▶ Exercise aim
Copy out the data below word for word, omitting the pictures.

Data listing
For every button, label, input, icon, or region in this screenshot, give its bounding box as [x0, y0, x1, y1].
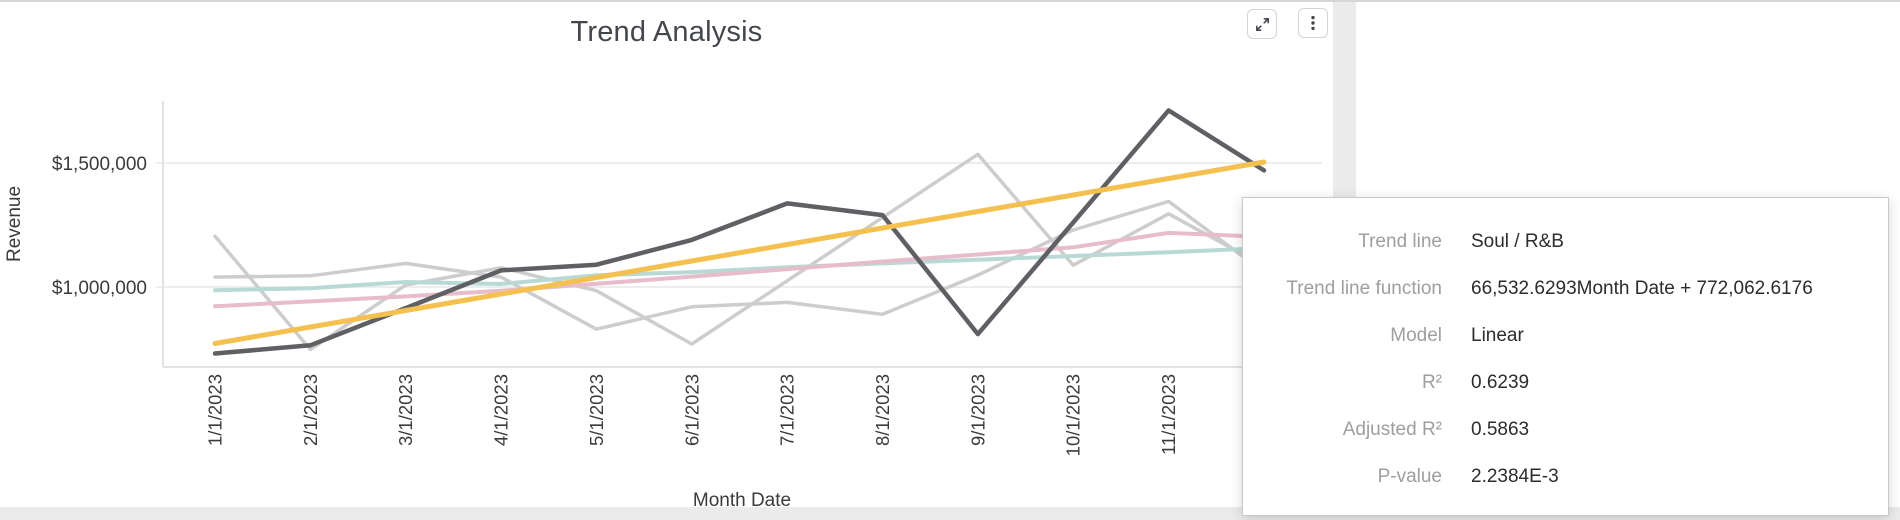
tooltip-row-value: 66,532.6293Month Date + 772,062.6176: [1471, 277, 1813, 299]
tooltip-row-label: Trend line: [1358, 230, 1442, 252]
tooltip-row-value: Soul / R&B: [1471, 230, 1564, 252]
chart-title: Trend Analysis: [570, 16, 763, 48]
tooltip-row-value: 0.6239: [1471, 371, 1530, 393]
series-pink-series[interactable]: [213, 230, 1266, 309]
tooltip-row: Trend line Soul / R&B: [1243, 218, 1888, 265]
x-tick-label: 4/1/2023: [491, 374, 512, 446]
tooltip-row-label: P-value: [1377, 465, 1442, 487]
x-tick-label: 11/1/2023: [1158, 374, 1179, 455]
x-tick-label: 7/1/2023: [777, 374, 798, 446]
series-teal-series[interactable]: [213, 246, 1266, 293]
tooltip-row-label: Model: [1390, 324, 1442, 346]
kebab-menu-icon: [1304, 14, 1322, 32]
tooltip-row-value: Linear: [1471, 324, 1524, 346]
page-top-border: [0, 0, 1900, 2]
x-tick-label: 2/1/2023: [300, 374, 321, 446]
tooltip-row: P-value 2.2384E-3: [1243, 453, 1888, 500]
tooltip-row-value: 0.5863: [1471, 418, 1530, 440]
x-axis-title: Month Date: [693, 490, 791, 507]
more-options-button[interactable]: [1298, 8, 1328, 38]
tooltip-row-value: 2.2384E-3: [1471, 465, 1559, 487]
series-dimmed-series-2: [213, 199, 1266, 331]
x-tick-label: 5/1/2023: [586, 374, 607, 446]
tooltip-row-label: Trend line function: [1286, 277, 1442, 299]
x-tick-label: 9/1/2023: [967, 374, 988, 446]
tooltip-row: Adjusted R² 0.5863: [1243, 406, 1888, 453]
x-tick-label: 3/1/2023: [395, 374, 416, 446]
trendline-tooltip: Trend line Soul / R&B Trend line functio…: [1242, 197, 1889, 516]
expand-icon: [1254, 16, 1271, 33]
chart-card: $1,000,000 $1,500,000 1/1/2023 2/1/2023 3/1/…: [0, 2, 1333, 507]
tooltip-row: R² 0.6239: [1243, 359, 1888, 406]
tooltip-row: Trend line function 66,532.6293Month Dat…: [1243, 265, 1888, 312]
tooltip-row: Model Linear: [1243, 312, 1888, 359]
series-soul-rnb-trend[interactable]: [212, 159, 1267, 346]
y-tick-label: $1,000,000: [52, 278, 147, 299]
x-tick-label: 8/1/2023: [872, 374, 893, 446]
tooltip-row-label: R²: [1421, 371, 1442, 393]
x-tick-label: 10/1/2023: [1063, 374, 1084, 456]
expand-button[interactable]: [1247, 9, 1277, 39]
x-tick-label: 1/1/2023: [205, 374, 226, 446]
trend-chart[interactable]: $1,000,000 $1,500,000 1/1/2023 2/1/2023 3/1/…: [0, 2, 1333, 507]
tooltip-row-label: Adjusted R²: [1342, 418, 1442, 440]
y-tick-label: $1,500,000: [52, 154, 147, 175]
x-tick-label: 6/1/2023: [681, 374, 702, 446]
y-axis-title: Revenue: [4, 186, 25, 262]
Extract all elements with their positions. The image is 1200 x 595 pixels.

▶ Exercise response
For every button, label, input, icon, or region in this screenshot, give its bounding box as [x0, y0, x1, y1].
tooltip-row-value: 66,532.6293Month Date + 772,062.6176: [1471, 277, 1813, 299]
tooltip-row-label: Trend line: [1358, 230, 1442, 252]
tooltip-row-value: Soul / R&B: [1471, 230, 1564, 252]
chart-title: Trend Analysis: [570, 16, 763, 48]
tooltip-row-value: 0.6239: [1471, 371, 1530, 393]
series-pink-series[interactable]: [213, 230, 1266, 309]
tooltip-row: Trend line Soul / R&B: [1243, 218, 1888, 265]
x-tick-label: 4/1/2023: [491, 374, 512, 446]
tooltip-row-label: P-value: [1377, 465, 1442, 487]
x-tick-label: 11/1/2023: [1158, 374, 1179, 455]
x-tick-label: 7/1/2023: [777, 374, 798, 446]
series-teal-series[interactable]: [213, 246, 1266, 293]
tooltip-row-label: Model: [1390, 324, 1442, 346]
kebab-menu-icon: [1304, 14, 1322, 32]
tooltip-row-value: Linear: [1471, 324, 1524, 346]
page-top-border: [0, 0, 1900, 2]
x-tick-label: 2/1/2023: [300, 374, 321, 446]
tooltip-row: P-value 2.2384E-3: [1243, 453, 1888, 500]
tooltip-row-value: 0.5863: [1471, 418, 1530, 440]
x-axis-title: Month Date: [693, 490, 791, 507]
more-options-button[interactable]: [1298, 8, 1328, 38]
tooltip-row-value: 2.2384E-3: [1471, 465, 1559, 487]
series-dimmed-series-2: [213, 199, 1266, 331]
x-tick-label: 5/1/2023: [586, 374, 607, 446]
tooltip-row-label: Trend line function: [1286, 277, 1442, 299]
x-tick-label: 9/1/2023: [967, 374, 988, 446]
tooltip-row: Adjusted R² 0.5863: [1243, 406, 1888, 453]
x-tick-label: 3/1/2023: [395, 374, 416, 446]
trendline-tooltip: Trend line Soul / R&B Trend line functio…: [1242, 197, 1889, 516]
expand-icon: [1254, 16, 1271, 33]
chart-card: $1,000,000 $1,500,000 1/1/2023 2/1/2023 3/1/…: [0, 2, 1333, 507]
tooltip-row: R² 0.6239: [1243, 359, 1888, 406]
tooltip-row: Trend line function 66,532.6293Month Dat…: [1243, 265, 1888, 312]
tooltip-row: Model Linear: [1243, 312, 1888, 359]
series-soul-rnb-trend[interactable]: [212, 159, 1267, 346]
y-tick-label: $1,000,000: [52, 278, 147, 299]
x-tick-label: 8/1/2023: [872, 374, 893, 446]
tooltip-row-label: R²: [1421, 371, 1442, 393]
x-tick-label: 10/1/2023: [1063, 374, 1084, 456]
expand-button[interactable]: [1247, 9, 1277, 39]
x-tick-label: 1/1/2023: [205, 374, 226, 446]
trend-chart[interactable]: $1,000,000 $1,500,000 1/1/2023 2/1/2023 3/1/…: [0, 2, 1333, 507]
tooltip-row-label: Adjusted R²: [1342, 418, 1442, 440]
y-tick-label: $1,500,000: [52, 154, 147, 175]
x-tick-label: 6/1/2023: [681, 374, 702, 446]
y-axis-title: Revenue: [4, 186, 25, 262]
Extract all elements with their positions. The image is 1200 x 595 pixels.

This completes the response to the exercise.